--- Start Information shown ---

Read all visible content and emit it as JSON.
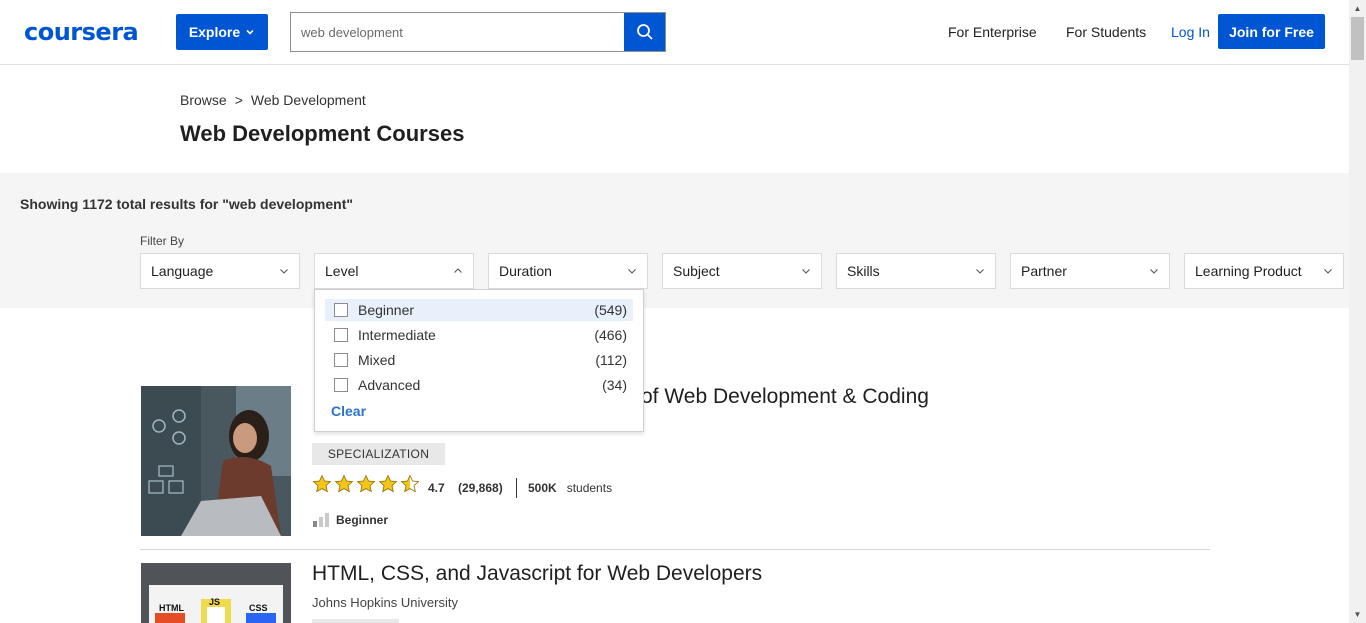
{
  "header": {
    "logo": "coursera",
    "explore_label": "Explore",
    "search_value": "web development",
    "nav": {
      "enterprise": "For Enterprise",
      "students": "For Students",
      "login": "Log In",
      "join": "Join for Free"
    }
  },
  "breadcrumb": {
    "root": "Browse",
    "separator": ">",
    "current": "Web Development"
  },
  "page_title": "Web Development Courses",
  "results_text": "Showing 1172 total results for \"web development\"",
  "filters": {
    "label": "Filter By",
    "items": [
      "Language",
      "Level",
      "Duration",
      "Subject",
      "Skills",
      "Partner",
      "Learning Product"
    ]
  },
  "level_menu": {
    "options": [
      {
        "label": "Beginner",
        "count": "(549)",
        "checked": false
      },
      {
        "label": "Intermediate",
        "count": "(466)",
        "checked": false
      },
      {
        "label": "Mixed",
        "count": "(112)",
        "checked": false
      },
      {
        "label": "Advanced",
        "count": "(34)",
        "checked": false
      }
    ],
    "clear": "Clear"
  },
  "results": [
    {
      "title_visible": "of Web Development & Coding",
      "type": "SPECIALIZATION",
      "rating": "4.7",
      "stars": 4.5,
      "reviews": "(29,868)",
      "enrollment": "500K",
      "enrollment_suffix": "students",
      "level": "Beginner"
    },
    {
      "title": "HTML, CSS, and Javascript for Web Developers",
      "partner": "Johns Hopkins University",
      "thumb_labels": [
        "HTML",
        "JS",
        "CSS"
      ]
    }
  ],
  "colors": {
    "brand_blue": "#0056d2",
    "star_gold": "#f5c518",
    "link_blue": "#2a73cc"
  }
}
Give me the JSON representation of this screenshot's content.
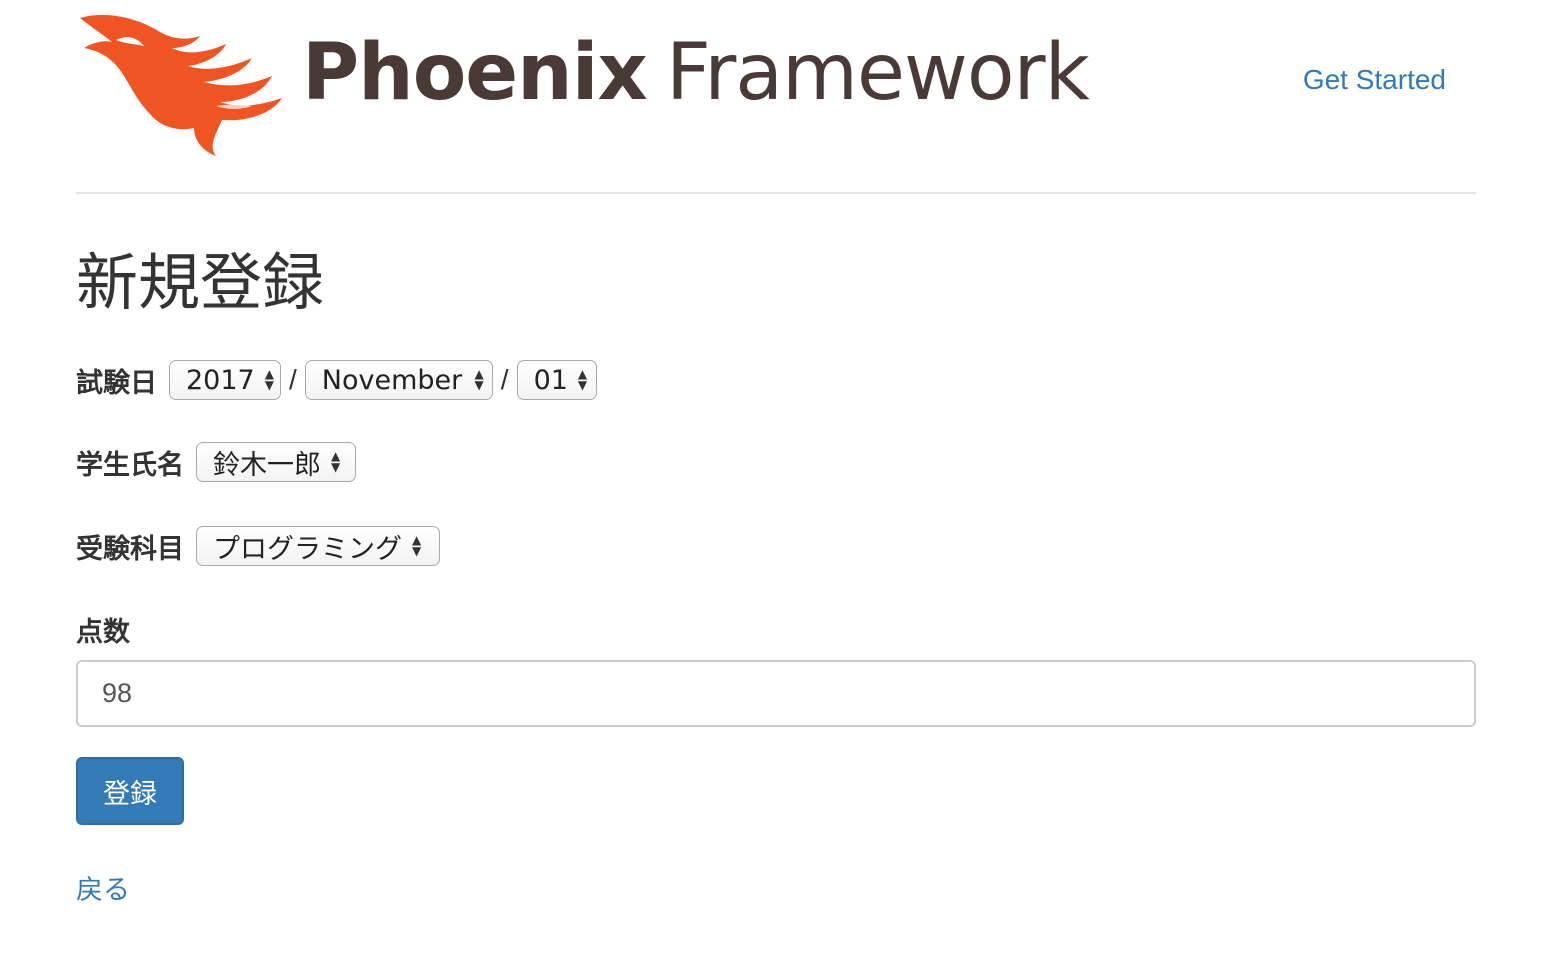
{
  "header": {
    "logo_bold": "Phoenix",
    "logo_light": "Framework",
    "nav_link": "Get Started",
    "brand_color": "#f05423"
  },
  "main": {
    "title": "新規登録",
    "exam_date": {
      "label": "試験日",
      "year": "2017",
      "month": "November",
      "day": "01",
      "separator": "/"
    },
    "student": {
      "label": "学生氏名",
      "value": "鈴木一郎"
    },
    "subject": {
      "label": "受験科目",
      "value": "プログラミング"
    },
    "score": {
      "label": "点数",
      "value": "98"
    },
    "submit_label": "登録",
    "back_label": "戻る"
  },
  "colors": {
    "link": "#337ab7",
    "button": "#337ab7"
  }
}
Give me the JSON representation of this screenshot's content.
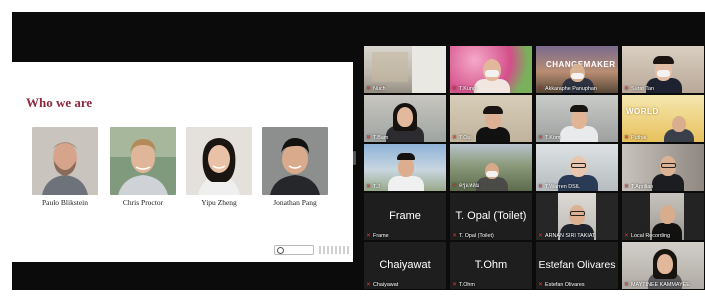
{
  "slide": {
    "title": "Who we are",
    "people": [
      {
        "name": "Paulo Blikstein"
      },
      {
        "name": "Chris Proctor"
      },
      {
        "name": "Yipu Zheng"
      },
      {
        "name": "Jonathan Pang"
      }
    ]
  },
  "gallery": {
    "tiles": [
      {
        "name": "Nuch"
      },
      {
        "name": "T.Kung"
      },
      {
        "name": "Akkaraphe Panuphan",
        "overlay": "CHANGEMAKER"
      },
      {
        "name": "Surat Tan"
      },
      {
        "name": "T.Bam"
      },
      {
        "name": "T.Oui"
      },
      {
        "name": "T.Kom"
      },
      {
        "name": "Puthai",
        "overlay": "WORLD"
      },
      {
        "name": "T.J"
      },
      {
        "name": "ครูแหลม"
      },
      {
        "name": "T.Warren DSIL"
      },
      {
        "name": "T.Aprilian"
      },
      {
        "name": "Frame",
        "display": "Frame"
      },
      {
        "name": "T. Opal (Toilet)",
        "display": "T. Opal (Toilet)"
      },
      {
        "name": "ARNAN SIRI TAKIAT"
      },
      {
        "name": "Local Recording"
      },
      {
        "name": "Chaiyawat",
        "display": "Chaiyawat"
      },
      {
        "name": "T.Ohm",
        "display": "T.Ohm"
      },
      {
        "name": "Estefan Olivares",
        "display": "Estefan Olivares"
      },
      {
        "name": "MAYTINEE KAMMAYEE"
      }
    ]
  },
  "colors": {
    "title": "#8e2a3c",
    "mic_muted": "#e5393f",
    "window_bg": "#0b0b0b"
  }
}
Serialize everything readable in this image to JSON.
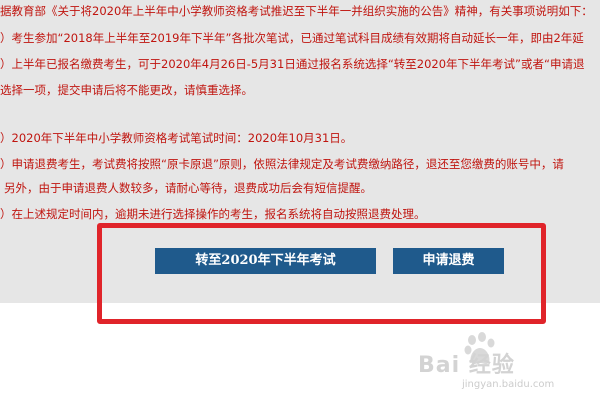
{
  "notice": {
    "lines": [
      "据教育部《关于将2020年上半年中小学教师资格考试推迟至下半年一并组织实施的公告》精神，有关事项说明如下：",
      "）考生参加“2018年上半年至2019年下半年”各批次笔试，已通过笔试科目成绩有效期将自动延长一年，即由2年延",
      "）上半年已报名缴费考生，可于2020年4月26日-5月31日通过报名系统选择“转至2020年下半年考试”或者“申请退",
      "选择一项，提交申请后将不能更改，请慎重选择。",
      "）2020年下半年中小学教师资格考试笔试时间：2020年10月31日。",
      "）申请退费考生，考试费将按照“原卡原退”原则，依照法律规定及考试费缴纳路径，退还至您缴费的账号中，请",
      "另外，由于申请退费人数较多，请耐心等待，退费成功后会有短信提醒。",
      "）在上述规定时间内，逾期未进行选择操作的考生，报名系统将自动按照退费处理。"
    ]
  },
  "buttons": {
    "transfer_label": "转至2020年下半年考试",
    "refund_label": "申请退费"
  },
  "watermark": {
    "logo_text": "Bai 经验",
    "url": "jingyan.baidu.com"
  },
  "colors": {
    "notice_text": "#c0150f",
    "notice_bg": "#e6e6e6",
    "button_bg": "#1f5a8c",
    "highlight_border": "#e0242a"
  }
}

--- End Information shown ---

* Objective
Transcribe every entry above exactly. Omit all pictures.

* Result of this task
Read all visible content and emit it as JSON.
{
  "header": {
    "logo": "coursera",
    "explore_label": "Explore",
    "search_value": "web development",
    "nav": {
      "enterprise": "For Enterprise",
      "students": "For Students",
      "login": "Log In",
      "join": "Join for Free"
    }
  },
  "breadcrumb": {
    "root": "Browse",
    "separator": ">",
    "current": "Web Development"
  },
  "page_title": "Web Development Courses",
  "results_text": "Showing 1172 total results for \"web development\"",
  "filters": {
    "label": "Filter By",
    "items": [
      "Language",
      "Level",
      "Duration",
      "Subject",
      "Skills",
      "Partner",
      "Learning Product"
    ]
  },
  "level_menu": {
    "options": [
      {
        "label": "Beginner",
        "count": "(549)",
        "checked": false
      },
      {
        "label": "Intermediate",
        "count": "(466)",
        "checked": false
      },
      {
        "label": "Mixed",
        "count": "(112)",
        "checked": false
      },
      {
        "label": "Advanced",
        "count": "(34)",
        "checked": false
      }
    ],
    "clear": "Clear"
  },
  "results": [
    {
      "title_visible": "of Web Development & Coding",
      "type": "SPECIALIZATION",
      "rating": "4.7",
      "stars": 4.5,
      "reviews": "(29,868)",
      "enrollment": "500K",
      "enrollment_suffix": "students",
      "level": "Beginner"
    },
    {
      "title": "HTML, CSS, and Javascript for Web Developers",
      "partner": "Johns Hopkins University",
      "thumb_labels": [
        "HTML",
        "JS",
        "CSS"
      ]
    }
  ],
  "colors": {
    "brand_blue": "#0056d2",
    "star_gold": "#f5c518",
    "link_blue": "#2a73cc"
  }
}
Give me the JSON representation of this screenshot's content.
{
  "header": {
    "logo_bold": "Phoenix",
    "logo_light": "Framework",
    "nav_link": "Get Started",
    "brand_color": "#f05423"
  },
  "main": {
    "title": "新規登録",
    "exam_date": {
      "label": "試験日",
      "year": "2017",
      "month": "November",
      "day": "01",
      "separator": "/"
    },
    "student": {
      "label": "学生氏名",
      "value": "鈴木一郎"
    },
    "subject": {
      "label": "受験科目",
      "value": "プログラミング"
    },
    "score": {
      "label": "点数",
      "value": "98"
    },
    "submit_label": "登録",
    "back_label": "戻る"
  },
  "colors": {
    "link": "#337ab7",
    "button": "#337ab7"
  }
}
Give me the JSON representation of this screenshot's content.
{
  "slide": {
    "title": "Who we are",
    "people": [
      {
        "name": "Paulo Blikstein"
      },
      {
        "name": "Chris Proctor"
      },
      {
        "name": "Yipu Zheng"
      },
      {
        "name": "Jonathan Pang"
      }
    ]
  },
  "gallery": {
    "tiles": [
      {
        "name": "Nuch"
      },
      {
        "name": "T.Kung"
      },
      {
        "name": "Akkaraphe Panuphan",
        "overlay": "CHANGEMAKER"
      },
      {
        "name": "Surat Tan"
      },
      {
        "name": "T.Bam"
      },
      {
        "name": "T.Oui"
      },
      {
        "name": "T.Kom"
      },
      {
        "name": "Puthai",
        "overlay": "WORLD"
      },
      {
        "name": "T.J"
      },
      {
        "name": "ครูแหลม"
      },
      {
        "name": "T.Warren DSIL"
      },
      {
        "name": "T.Aprilian"
      },
      {
        "name": "Frame",
        "display": "Frame"
      },
      {
        "name": "T. Opal (Toilet)",
        "display": "T. Opal (Toilet)"
      },
      {
        "name": "ARNAN SIRI TAKIAT"
      },
      {
        "name": "Local Recording"
      },
      {
        "name": "Chaiyawat",
        "display": "Chaiyawat"
      },
      {
        "name": "T.Ohm",
        "display": "T.Ohm"
      },
      {
        "name": "Estefan Olivares",
        "display": "Estefan Olivares"
      },
      {
        "name": "MAYTINEE KAMMAYEE"
      }
    ]
  },
  "colors": {
    "title": "#8e2a3c",
    "mic_muted": "#e5393f",
    "window_bg": "#0b0b0b"
  }
}
Serialize everything readable in this image to JSON.
{
  "notice": {
    "lines": [
      "据教育部《关于将2020年上半年中小学教师资格考试推迟至下半年一并组织实施的公告》精神，有关事项说明如下：",
      "）考生参加“2018年上半年至2019年下半年”各批次笔试，已通过笔试科目成绩有效期将自动延长一年，即由2年延",
      "）上半年已报名缴费考生，可于2020年4月26日-5月31日通过报名系统选择“转至2020年下半年考试”或者“申请退",
      "选择一项，提交申请后将不能更改，请慎重选择。",
      "）2020年下半年中小学教师资格考试笔试时间：2020年10月31日。",
      "）申请退费考生，考试费将按照“原卡原退”原则，依照法律规定及考试费缴纳路径，退还至您缴费的账号中，请",
      "另外，由于申请退费人数较多，请耐心等待，退费成功后会有短信提醒。",
      "）在上述规定时间内，逾期未进行选择操作的考生，报名系统将自动按照退费处理。"
    ]
  },
  "buttons": {
    "transfer_label": "转至2020年下半年考试",
    "refund_label": "申请退费"
  },
  "watermark": {
    "logo_text": "Bai 经验",
    "url": "jingyan.baidu.com"
  },
  "colors": {
    "notice_text": "#c0150f",
    "notice_bg": "#e6e6e6",
    "button_bg": "#1f5a8c",
    "highlight_border": "#e0242a"
  }
}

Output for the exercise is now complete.